Short task — Lines that hold the word "color" should be located and copied.

Exercise materials —
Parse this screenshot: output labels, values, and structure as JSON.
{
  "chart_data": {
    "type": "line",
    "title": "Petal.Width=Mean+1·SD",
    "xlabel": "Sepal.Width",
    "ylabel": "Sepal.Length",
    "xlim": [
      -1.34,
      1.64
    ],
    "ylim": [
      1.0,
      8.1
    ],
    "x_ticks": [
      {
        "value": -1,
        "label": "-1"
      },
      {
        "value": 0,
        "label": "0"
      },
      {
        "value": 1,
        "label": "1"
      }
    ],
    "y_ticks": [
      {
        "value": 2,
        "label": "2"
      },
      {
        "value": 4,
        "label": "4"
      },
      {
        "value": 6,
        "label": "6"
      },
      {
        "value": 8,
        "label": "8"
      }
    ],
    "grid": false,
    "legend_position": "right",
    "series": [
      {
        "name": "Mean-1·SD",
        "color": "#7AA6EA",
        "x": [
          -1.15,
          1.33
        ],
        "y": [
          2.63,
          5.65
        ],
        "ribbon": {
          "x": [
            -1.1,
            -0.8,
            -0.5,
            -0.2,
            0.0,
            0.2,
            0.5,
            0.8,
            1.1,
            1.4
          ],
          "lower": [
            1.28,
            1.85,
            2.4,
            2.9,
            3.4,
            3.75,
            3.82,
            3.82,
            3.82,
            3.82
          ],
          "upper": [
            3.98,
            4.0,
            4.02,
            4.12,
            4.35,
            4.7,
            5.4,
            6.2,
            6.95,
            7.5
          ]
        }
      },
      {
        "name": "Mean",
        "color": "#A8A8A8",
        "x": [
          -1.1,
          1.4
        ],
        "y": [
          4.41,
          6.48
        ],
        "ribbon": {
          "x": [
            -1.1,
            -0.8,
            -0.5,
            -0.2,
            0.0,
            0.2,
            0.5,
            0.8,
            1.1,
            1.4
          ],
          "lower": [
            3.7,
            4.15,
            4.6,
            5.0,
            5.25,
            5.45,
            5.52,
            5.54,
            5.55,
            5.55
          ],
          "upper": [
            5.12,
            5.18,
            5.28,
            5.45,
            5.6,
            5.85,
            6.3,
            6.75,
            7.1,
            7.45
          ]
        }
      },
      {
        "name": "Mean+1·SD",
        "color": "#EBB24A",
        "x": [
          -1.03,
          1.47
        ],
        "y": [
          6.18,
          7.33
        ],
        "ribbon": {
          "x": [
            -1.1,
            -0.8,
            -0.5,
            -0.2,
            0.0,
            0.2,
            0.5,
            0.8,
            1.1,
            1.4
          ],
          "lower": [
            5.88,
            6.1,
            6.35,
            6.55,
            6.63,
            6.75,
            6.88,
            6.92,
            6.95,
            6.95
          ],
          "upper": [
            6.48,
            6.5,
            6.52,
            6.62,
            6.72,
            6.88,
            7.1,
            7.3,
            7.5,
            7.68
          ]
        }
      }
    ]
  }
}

Result of this exercise —
        "color": "#7AA6EA",
        "color": "#A8A8A8",
        "color": "#EBB24A",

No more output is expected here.